*Material to process:*
Start
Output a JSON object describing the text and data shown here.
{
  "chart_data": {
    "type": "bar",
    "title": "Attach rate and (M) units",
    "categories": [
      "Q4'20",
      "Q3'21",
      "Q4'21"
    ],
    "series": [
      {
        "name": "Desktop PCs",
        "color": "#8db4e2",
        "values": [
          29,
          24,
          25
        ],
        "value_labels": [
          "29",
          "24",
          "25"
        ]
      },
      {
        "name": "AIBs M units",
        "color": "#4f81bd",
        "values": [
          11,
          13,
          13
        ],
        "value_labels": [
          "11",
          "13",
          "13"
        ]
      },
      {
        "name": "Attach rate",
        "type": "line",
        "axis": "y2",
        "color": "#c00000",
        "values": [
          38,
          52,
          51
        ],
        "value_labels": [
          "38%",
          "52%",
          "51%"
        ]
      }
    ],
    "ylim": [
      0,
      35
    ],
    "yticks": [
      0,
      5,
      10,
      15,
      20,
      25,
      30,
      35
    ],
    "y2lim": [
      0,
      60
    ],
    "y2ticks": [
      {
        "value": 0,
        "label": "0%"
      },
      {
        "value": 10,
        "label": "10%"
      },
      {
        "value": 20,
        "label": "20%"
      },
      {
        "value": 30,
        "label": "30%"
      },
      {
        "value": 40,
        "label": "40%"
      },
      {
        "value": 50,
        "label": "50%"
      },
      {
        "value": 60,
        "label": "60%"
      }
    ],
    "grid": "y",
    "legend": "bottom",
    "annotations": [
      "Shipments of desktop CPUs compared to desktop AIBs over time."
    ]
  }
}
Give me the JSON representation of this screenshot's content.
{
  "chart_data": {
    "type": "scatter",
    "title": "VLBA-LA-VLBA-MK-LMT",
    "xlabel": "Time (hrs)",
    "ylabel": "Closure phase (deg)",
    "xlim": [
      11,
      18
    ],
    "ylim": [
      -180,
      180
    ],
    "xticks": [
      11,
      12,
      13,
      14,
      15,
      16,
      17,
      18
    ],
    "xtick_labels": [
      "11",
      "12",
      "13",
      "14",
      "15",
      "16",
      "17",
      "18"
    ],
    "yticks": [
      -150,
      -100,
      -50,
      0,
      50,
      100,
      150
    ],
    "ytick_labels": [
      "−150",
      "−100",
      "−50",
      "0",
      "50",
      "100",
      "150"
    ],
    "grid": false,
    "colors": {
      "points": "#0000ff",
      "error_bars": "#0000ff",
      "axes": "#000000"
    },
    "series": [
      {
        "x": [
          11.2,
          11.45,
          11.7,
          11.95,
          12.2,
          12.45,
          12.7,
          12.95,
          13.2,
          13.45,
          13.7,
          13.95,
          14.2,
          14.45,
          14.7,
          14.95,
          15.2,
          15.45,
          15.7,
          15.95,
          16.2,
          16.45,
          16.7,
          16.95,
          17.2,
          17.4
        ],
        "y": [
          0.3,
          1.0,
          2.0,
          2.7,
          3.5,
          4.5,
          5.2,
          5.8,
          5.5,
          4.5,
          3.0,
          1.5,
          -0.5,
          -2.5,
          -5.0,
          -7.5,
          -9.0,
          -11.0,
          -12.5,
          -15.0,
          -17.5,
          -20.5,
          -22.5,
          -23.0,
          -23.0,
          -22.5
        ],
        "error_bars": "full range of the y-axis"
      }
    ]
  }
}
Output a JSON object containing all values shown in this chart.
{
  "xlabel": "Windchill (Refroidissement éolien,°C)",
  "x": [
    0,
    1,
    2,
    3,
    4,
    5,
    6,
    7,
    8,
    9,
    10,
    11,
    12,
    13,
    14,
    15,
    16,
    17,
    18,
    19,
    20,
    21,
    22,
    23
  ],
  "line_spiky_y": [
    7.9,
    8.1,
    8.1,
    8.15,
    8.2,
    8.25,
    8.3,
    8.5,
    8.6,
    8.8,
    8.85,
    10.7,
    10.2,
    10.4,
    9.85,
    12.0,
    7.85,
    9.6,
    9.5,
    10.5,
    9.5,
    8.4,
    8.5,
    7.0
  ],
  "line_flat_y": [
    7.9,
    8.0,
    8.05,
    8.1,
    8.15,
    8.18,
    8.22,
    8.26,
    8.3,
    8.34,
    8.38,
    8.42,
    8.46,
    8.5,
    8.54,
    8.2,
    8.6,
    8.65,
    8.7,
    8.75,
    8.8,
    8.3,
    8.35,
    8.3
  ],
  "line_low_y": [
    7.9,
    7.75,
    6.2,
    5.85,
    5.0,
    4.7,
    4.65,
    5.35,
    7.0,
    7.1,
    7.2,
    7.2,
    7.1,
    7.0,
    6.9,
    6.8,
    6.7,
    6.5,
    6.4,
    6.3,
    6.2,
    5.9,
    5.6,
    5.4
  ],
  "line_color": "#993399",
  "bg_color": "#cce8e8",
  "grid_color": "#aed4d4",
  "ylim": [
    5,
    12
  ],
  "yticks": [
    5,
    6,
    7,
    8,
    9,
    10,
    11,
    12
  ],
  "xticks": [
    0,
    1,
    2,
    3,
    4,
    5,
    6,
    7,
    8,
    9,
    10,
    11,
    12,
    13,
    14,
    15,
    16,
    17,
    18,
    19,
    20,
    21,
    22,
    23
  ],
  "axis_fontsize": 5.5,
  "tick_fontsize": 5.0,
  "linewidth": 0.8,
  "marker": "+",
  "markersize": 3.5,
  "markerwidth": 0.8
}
End
*Requirement:* Which lines contain "rate"? Copy each of them out.

*Solution to this exercise:*
    "title": "Attach rate and (M) units",
        "name": "Attach rate",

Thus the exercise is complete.